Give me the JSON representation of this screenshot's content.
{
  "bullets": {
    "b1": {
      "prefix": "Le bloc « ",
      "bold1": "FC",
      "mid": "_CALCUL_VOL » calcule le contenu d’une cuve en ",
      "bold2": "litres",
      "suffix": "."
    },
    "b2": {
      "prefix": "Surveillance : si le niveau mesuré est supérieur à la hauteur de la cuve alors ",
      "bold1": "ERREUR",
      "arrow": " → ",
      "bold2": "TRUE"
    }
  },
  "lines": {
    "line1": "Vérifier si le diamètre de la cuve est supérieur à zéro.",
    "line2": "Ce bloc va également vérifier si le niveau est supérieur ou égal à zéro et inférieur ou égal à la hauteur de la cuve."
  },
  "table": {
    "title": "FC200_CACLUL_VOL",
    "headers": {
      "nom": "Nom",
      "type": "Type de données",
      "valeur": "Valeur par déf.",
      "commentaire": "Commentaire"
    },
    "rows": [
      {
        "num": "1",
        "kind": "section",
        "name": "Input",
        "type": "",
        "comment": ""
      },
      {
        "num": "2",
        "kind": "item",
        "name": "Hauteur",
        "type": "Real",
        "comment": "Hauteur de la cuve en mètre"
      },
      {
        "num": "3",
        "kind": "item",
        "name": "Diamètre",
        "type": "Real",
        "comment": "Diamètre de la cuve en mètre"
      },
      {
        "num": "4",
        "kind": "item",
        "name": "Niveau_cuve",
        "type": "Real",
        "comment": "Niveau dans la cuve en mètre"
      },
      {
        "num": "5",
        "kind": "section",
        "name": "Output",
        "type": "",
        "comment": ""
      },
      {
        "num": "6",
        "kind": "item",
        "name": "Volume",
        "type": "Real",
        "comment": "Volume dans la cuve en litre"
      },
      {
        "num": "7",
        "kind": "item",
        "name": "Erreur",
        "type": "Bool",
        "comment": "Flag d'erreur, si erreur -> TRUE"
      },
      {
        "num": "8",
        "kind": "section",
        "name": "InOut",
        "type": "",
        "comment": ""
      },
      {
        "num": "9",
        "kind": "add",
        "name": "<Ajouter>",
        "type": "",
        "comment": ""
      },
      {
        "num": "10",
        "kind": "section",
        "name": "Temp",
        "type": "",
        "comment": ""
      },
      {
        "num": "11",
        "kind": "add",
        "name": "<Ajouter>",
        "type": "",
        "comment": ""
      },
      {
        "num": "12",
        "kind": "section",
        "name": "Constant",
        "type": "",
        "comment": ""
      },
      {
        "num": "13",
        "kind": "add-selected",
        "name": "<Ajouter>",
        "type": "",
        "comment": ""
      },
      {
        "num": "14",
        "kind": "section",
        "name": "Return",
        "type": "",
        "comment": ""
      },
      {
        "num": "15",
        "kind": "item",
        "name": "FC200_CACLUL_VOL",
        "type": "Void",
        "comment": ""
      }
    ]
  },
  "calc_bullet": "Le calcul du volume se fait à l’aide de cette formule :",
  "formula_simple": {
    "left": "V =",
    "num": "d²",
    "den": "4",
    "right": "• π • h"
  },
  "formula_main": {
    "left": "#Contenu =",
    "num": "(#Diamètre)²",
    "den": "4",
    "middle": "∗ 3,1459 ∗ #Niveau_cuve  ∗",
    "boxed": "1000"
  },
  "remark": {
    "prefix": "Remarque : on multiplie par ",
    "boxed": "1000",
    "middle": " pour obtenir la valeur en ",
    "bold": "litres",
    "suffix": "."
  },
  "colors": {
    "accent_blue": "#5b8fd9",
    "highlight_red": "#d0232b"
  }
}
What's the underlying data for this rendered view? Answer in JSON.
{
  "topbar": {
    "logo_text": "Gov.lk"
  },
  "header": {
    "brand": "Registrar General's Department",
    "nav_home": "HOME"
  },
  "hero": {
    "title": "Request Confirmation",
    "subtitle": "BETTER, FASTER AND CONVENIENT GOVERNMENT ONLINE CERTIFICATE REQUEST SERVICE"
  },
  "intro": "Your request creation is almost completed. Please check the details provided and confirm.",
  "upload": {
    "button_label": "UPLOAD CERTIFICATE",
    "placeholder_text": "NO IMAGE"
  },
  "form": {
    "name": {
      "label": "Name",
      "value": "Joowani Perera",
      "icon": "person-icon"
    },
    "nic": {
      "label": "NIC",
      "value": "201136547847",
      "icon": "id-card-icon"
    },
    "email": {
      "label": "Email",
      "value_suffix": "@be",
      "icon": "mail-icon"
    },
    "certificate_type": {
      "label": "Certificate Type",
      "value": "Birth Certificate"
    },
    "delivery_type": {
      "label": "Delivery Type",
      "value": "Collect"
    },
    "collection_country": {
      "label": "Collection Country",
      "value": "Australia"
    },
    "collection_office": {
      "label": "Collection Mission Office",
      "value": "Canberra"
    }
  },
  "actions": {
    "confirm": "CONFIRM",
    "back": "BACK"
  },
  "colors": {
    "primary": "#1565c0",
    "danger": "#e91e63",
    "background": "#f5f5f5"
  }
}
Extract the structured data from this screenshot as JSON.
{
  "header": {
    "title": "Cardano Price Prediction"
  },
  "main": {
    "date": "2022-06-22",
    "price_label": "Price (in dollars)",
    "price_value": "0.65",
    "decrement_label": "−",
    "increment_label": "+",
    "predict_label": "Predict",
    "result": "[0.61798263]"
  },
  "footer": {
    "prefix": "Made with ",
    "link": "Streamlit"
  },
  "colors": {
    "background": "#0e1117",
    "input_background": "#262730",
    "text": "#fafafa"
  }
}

□ □ □ □ □

Exercise prompt → Every record above must be duplicated exactly.

Written solution →
Give me the JSON representation of this screenshot's content.
{
  "bullets": {
    "b1": {
      "prefix": "Le bloc « ",
      "bold1": "FC",
      "mid": "_CALCUL_VOL » calcule le contenu d’une cuve en ",
      "bold2": "litres",
      "suffix": "."
    },
    "b2": {
      "prefix": "Surveillance : si le niveau mesuré est supérieur à la hauteur de la cuve alors ",
      "bold1": "ERREUR",
      "arrow": " → ",
      "bold2": "TRUE"
    }
  },
  "lines": {
    "line1": "Vérifier si le diamètre de la cuve est supérieur à zéro.",
    "line2": "Ce bloc va également vérifier si le niveau est supérieur ou égal à zéro et inférieur ou égal à la hauteur de la cuve."
  },
  "table": {
    "title": "FC200_CACLUL_VOL",
    "headers": {
      "nom": "Nom",
      "type": "Type de données",
      "valeur": "Valeur par déf.",
      "commentaire": "Commentaire"
    },
    "rows": [
      {
        "num": "1",
        "kind": "section",
        "name": "Input",
        "type": "",
        "comment": ""
      },
      {
        "num": "2",
        "kind": "item",
        "name": "Hauteur",
        "type": "Real",
        "comment": "Hauteur de la cuve en mètre"
      },
      {
        "num": "3",
        "kind": "item",
        "name": "Diamètre",
        "type": "Real",
        "comment": "Diamètre de la cuve en mètre"
      },
      {
        "num": "4",
        "kind": "item",
        "name": "Niveau_cuve",
        "type": "Real",
        "comment": "Niveau dans la cuve en mètre"
      },
      {
        "num": "5",
        "kind": "section",
        "name": "Output",
        "type": "",
        "comment": ""
      },
      {
        "num": "6",
        "kind": "item",
        "name": "Volume",
        "type": "Real",
        "comment": "Volume dans la cuve en litre"
      },
      {
        "num": "7",
        "kind": "item",
        "name": "Erreur",
        "type": "Bool",
        "comment": "Flag d'erreur, si erreur -> TRUE"
      },
      {
        "num": "8",
        "kind": "section",
        "name": "InOut",
        "type": "",
        "comment": ""
      },
      {
        "num": "9",
        "kind": "add",
        "name": "<Ajouter>",
        "type": "",
        "comment": ""
      },
      {
        "num": "10",
        "kind": "section",
        "name": "Temp",
        "type": "",
        "comment": ""
      },
      {
        "num": "11",
        "kind": "add",
        "name": "<Ajouter>",
        "type": "",
        "comment": ""
      },
      {
        "num": "12",
        "kind": "section",
        "name": "Constant",
        "type": "",
        "comment": ""
      },
      {
        "num": "13",
        "kind": "add-selected",
        "name": "<Ajouter>",
        "type": "",
        "comment": ""
      },
      {
        "num": "14",
        "kind": "section",
        "name": "Return",
        "type": "",
        "comment": ""
      },
      {
        "num": "15",
        "kind": "item",
        "name": "FC200_CACLUL_VOL",
        "type": "Void",
        "comment": ""
      }
    ]
  },
  "calc_bullet": "Le calcul du volume se fait à l’aide de cette formule :",
  "formula_simple": {
    "left": "V =",
    "num": "d²",
    "den": "4",
    "right": "• π • h"
  },
  "formula_main": {
    "left": "#Contenu =",
    "num": "(#Diamètre)²",
    "den": "4",
    "middle": "∗ 3,1459 ∗ #Niveau_cuve  ∗",
    "boxed": "1000"
  },
  "remark": {
    "prefix": "Remarque : on multiplie par ",
    "boxed": "1000",
    "middle": " pour obtenir la valeur en ",
    "bold": "litres",
    "suffix": "."
  },
  "colors": {
    "accent_blue": "#5b8fd9",
    "highlight_red": "#d0232b"
  }
}
What's the underlying data for this rendered view? Answer in JSON.
{
  "topbar": {
    "logo_text": "Gov.lk"
  },
  "header": {
    "brand": "Registrar General's Department",
    "nav_home": "HOME"
  },
  "hero": {
    "title": "Request Confirmation",
    "subtitle": "BETTER, FASTER AND CONVENIENT GOVERNMENT ONLINE CERTIFICATE REQUEST SERVICE"
  },
  "intro": "Your request creation is almost completed. Please check the details provided and confirm.",
  "upload": {
    "button_label": "UPLOAD CERTIFICATE",
    "placeholder_text": "NO IMAGE"
  },
  "form": {
    "name": {
      "label": "Name",
      "value": "Joowani Perera",
      "icon": "person-icon"
    },
    "nic": {
      "label": "NIC",
      "value": "201136547847",
      "icon": "id-card-icon"
    },
    "email": {
      "label": "Email",
      "value_suffix": "@be",
      "icon": "mail-icon"
    },
    "certificate_type": {
      "label": "Certificate Type",
      "value": "Birth Certificate"
    },
    "delivery_type": {
      "label": "Delivery Type",
      "value": "Collect"
    },
    "collection_country": {
      "label": "Collection Country",
      "value": "Australia"
    },
    "collection_office": {
      "label": "Collection Mission Office",
      "value": "Canberra"
    }
  },
  "actions": {
    "confirm": "CONFIRM",
    "back": "BACK"
  },
  "colors": {
    "primary": "#1565c0",
    "danger": "#e91e63",
    "background": "#f5f5f5"
  }
}
Extract the structured data from this screenshot as JSON.
{
  "header": {
    "title": "Cardano Price Prediction"
  },
  "main": {
    "date": "2022-06-22",
    "price_label": "Price (in dollars)",
    "price_value": "0.65",
    "decrement_label": "−",
    "increment_label": "+",
    "predict_label": "Predict",
    "result": "[0.61798263]"
  },
  "footer": {
    "prefix": "Made with ",
    "link": "Streamlit"
  },
  "colors": {
    "background": "#0e1117",
    "input_background": "#262730",
    "text": "#fafafa"
  }
}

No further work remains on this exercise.